═══ PAGE EXCERPT ═══

# Do there exist $2k+1$ irrational numbers such that their product and sum are both rational?

I recently found a problem saying "Find 2 irrational numbers such that their sum and product is both rational."

After a while I noticed any pair like $$(a+\sqrt{b},a-\sqrt{b})$$ work .From this I could easily say this statement is true for any even integer.But then I thought whether the same is true for odd integers. I realized proving it for $$3$$ would imply the statement being true for all odd integers. I tried to work with similar expression as above.I also tried to work with the cubic polynomial.But I couldn't make any significant progress.

═══ DATA SECTION ═══

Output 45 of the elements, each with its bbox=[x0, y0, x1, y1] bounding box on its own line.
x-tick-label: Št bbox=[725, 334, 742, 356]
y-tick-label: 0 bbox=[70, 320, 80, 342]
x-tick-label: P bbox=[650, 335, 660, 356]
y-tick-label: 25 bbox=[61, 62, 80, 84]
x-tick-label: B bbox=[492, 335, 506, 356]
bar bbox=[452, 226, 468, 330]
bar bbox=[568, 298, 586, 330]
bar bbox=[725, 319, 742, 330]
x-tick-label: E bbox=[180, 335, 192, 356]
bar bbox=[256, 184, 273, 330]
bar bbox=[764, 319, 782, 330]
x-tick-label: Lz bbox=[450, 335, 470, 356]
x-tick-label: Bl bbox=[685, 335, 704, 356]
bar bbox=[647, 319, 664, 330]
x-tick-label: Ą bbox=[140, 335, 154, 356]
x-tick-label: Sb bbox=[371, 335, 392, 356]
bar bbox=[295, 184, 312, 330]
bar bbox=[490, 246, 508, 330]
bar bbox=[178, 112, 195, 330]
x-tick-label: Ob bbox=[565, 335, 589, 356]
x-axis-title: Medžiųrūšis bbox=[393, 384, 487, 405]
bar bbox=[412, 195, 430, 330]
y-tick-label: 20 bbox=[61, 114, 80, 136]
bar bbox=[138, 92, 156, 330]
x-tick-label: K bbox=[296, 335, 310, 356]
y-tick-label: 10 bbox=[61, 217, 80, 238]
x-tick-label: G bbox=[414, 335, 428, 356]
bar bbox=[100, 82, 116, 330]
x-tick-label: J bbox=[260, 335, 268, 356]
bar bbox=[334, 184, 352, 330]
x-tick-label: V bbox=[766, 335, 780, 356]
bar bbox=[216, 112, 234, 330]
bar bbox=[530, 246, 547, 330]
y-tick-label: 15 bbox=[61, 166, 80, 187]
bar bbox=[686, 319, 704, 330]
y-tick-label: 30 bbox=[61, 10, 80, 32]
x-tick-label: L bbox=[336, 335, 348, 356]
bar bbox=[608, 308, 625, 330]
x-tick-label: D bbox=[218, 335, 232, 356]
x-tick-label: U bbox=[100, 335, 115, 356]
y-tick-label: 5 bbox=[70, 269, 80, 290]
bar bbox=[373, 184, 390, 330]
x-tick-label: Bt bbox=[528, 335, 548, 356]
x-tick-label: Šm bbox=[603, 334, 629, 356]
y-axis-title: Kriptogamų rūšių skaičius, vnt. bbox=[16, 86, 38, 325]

═══

--- ABOUT THIS TASK ---
In the text on irrational numbers with rational sum and product, what did the writer realize proving the statement for 3 would imply?

--- ANSWER AREA ---
That the statement is true for all odd integers.